[Figure content listings]
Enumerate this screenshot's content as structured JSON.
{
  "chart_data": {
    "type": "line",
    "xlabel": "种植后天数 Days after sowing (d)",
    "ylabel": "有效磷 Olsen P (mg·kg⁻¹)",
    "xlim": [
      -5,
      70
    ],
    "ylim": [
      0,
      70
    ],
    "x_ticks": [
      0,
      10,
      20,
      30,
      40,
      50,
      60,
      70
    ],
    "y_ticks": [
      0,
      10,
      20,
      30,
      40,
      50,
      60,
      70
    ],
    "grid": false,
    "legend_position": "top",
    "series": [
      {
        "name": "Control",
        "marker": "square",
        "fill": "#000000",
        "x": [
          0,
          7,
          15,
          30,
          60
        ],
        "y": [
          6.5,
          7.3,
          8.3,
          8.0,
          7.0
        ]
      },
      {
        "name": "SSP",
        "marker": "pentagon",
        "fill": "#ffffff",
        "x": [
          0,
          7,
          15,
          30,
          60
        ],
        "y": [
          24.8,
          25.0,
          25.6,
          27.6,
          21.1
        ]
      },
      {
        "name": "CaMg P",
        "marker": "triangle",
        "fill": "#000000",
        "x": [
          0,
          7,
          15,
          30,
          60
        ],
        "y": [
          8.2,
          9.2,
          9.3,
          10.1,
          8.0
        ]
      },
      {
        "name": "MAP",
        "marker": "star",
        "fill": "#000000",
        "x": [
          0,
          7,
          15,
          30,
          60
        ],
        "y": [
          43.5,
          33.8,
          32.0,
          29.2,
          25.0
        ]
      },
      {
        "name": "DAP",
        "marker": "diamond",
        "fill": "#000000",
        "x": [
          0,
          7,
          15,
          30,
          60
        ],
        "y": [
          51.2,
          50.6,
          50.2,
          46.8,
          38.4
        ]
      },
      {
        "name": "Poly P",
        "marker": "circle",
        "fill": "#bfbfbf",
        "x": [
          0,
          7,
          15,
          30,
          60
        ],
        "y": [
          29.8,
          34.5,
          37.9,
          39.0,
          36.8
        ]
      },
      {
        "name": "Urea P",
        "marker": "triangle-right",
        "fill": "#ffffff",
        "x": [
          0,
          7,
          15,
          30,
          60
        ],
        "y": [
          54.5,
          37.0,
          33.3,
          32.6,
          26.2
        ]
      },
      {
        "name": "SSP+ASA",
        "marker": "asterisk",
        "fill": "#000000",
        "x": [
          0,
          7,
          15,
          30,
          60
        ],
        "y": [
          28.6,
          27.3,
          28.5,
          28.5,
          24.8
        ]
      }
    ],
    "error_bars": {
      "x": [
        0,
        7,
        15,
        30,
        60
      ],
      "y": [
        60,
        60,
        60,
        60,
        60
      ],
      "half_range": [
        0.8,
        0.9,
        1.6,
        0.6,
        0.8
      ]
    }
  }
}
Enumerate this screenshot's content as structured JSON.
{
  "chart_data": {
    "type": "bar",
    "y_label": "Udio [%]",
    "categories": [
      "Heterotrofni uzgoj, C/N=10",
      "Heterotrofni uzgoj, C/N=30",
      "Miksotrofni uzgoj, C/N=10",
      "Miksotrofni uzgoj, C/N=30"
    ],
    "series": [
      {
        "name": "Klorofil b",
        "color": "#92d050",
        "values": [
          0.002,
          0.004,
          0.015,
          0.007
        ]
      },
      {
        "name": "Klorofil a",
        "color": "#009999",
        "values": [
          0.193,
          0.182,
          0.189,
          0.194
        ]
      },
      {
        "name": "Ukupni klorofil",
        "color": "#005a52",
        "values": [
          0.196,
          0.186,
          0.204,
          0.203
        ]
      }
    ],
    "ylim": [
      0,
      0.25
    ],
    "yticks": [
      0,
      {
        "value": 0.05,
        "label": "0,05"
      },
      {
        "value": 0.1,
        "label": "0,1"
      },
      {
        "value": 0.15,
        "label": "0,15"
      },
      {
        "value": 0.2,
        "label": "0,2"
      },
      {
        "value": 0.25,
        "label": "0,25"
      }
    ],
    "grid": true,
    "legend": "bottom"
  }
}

» Problem to work on: Search the records for the string "marker" and return every line in which it occurs.

» Task answer:
        "marker": "square",
        "marker": "pentagon",
        "marker": "triangle",
        "marker": "star",
        "marker": "diamond",
        "marker": "circle",
        "marker": "triangle-right",
        "marker": "asterisk",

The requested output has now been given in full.